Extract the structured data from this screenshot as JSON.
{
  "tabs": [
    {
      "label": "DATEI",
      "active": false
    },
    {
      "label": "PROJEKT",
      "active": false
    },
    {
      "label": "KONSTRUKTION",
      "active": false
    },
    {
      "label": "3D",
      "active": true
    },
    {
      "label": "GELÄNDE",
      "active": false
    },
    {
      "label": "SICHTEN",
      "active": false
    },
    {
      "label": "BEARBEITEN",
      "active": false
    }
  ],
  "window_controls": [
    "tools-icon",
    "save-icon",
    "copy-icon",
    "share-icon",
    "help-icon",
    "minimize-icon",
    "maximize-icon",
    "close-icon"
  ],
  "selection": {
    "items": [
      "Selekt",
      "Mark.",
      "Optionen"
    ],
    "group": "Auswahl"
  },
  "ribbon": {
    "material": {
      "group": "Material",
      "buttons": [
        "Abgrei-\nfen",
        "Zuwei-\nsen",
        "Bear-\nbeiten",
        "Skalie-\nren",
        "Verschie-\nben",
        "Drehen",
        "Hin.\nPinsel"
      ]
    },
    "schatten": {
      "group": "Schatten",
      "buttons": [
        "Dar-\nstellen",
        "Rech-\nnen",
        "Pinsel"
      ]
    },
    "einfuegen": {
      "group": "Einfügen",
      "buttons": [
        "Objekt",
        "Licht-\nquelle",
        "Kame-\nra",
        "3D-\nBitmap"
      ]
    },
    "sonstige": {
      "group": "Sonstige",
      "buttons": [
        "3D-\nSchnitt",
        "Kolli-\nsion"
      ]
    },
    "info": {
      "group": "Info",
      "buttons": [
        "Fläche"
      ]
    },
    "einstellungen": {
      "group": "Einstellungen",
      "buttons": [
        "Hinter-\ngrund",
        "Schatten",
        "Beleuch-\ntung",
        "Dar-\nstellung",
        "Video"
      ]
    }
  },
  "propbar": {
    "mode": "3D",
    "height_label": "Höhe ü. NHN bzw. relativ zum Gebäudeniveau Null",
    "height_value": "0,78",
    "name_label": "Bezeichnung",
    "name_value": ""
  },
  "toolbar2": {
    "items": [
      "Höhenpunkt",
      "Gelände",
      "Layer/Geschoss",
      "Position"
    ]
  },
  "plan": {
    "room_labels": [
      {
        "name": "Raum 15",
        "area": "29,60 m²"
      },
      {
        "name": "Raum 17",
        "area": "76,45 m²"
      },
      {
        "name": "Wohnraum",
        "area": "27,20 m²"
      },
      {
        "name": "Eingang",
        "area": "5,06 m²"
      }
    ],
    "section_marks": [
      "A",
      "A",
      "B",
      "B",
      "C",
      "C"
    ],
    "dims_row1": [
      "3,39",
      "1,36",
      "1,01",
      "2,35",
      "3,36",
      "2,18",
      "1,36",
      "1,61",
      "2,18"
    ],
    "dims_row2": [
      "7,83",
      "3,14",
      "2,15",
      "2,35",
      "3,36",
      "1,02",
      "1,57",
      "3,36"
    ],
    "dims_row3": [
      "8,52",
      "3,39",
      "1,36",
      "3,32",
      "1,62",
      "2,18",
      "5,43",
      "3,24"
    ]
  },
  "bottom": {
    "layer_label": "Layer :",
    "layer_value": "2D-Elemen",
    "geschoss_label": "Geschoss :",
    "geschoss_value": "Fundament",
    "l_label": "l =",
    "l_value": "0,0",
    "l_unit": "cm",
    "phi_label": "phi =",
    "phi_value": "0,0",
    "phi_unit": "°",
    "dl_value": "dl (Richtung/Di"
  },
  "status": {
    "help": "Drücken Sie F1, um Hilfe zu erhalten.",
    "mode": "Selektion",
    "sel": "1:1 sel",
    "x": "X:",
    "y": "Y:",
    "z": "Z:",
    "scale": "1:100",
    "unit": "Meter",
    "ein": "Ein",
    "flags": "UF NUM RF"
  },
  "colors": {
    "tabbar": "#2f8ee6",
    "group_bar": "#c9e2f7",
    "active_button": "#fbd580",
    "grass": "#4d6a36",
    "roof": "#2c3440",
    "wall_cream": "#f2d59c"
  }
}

WORK TO BE COMPLETED:
Retype the listing above in full, with no alterations.

SOLUTION TO THE PROBLEM:
Extract the structured data from this screenshot as JSON.
{
  "tabs": [
    {
      "label": "DATEI",
      "active": false
    },
    {
      "label": "PROJEKT",
      "active": false
    },
    {
      "label": "KONSTRUKTION",
      "active": false
    },
    {
      "label": "3D",
      "active": true
    },
    {
      "label": "GELÄNDE",
      "active": false
    },
    {
      "label": "SICHTEN",
      "active": false
    },
    {
      "label": "BEARBEITEN",
      "active": false
    }
  ],
  "window_controls": [
    "tools-icon",
    "save-icon",
    "copy-icon",
    "share-icon",
    "help-icon",
    "minimize-icon",
    "maximize-icon",
    "close-icon"
  ],
  "selection": {
    "items": [
      "Selekt",
      "Mark.",
      "Optionen"
    ],
    "group": "Auswahl"
  },
  "ribbon": {
    "material": {
      "group": "Material",
      "buttons": [
        "Abgrei-\nfen",
        "Zuwei-\nsen",
        "Bear-\nbeiten",
        "Skalie-\nren",
        "Verschie-\nben",
        "Drehen",
        "Hin.\nPinsel"
      ]
    },
    "schatten": {
      "group": "Schatten",
      "buttons": [
        "Dar-\nstellen",
        "Rech-\nnen",
        "Pinsel"
      ]
    },
    "einfuegen": {
      "group": "Einfügen",
      "buttons": [
        "Objekt",
        "Licht-\nquelle",
        "Kame-\nra",
        "3D-\nBitmap"
      ]
    },
    "sonstige": {
      "group": "Sonstige",
      "buttons": [
        "3D-\nSchnitt",
        "Kolli-\nsion"
      ]
    },
    "info": {
      "group": "Info",
      "buttons": [
        "Fläche"
      ]
    },
    "einstellungen": {
      "group": "Einstellungen",
      "buttons": [
        "Hinter-\ngrund",
        "Schatten",
        "Beleuch-\ntung",
        "Dar-\nstellung",
        "Video"
      ]
    }
  },
  "propbar": {
    "mode": "3D",
    "height_label": "Höhe ü. NHN bzw. relativ zum Gebäudeniveau Null",
    "height_value": "0,78",
    "name_label": "Bezeichnung",
    "name_value": ""
  },
  "toolbar2": {
    "items": [
      "Höhenpunkt",
      "Gelände",
      "Layer/Geschoss",
      "Position"
    ]
  },
  "plan": {
    "room_labels": [
      {
        "name": "Raum 15",
        "area": "29,60 m²"
      },
      {
        "name": "Raum 17",
        "area": "76,45 m²"
      },
      {
        "name": "Wohnraum",
        "area": "27,20 m²"
      },
      {
        "name": "Eingang",
        "area": "5,06 m²"
      }
    ],
    "section_marks": [
      "A",
      "A",
      "B",
      "B",
      "C",
      "C"
    ],
    "dims_row1": [
      "3,39",
      "1,36",
      "1,01",
      "2,35",
      "3,36",
      "2,18",
      "1,36",
      "1,61",
      "2,18"
    ],
    "dims_row2": [
      "7,83",
      "3,14",
      "2,15",
      "2,35",
      "3,36",
      "1,02",
      "1,57",
      "3,36"
    ],
    "dims_row3": [
      "8,52",
      "3,39",
      "1,36",
      "3,32",
      "1,62",
      "2,18",
      "5,43",
      "3,24"
    ]
  },
  "bottom": {
    "layer_label": "Layer :",
    "layer_value": "2D-Elemen",
    "geschoss_label": "Geschoss :",
    "geschoss_value": "Fundament",
    "l_label": "l =",
    "l_value": "0,0",
    "l_unit": "cm",
    "phi_label": "phi =",
    "phi_value": "0,0",
    "phi_unit": "°",
    "dl_value": "dl (Richtung/Di"
  },
  "status": {
    "help": "Drücken Sie F1, um Hilfe zu erhalten.",
    "mode": "Selektion",
    "sel": "1:1 sel",
    "x": "X:",
    "y": "Y:",
    "z": "Z:",
    "scale": "1:100",
    "unit": "Meter",
    "ein": "Ein",
    "flags": "UF NUM RF"
  },
  "colors": {
    "tabbar": "#2f8ee6",
    "group_bar": "#c9e2f7",
    "active_button": "#fbd580",
    "grass": "#4d6a36",
    "roof": "#2c3440",
    "wall_cream": "#f2d59c"
  }
}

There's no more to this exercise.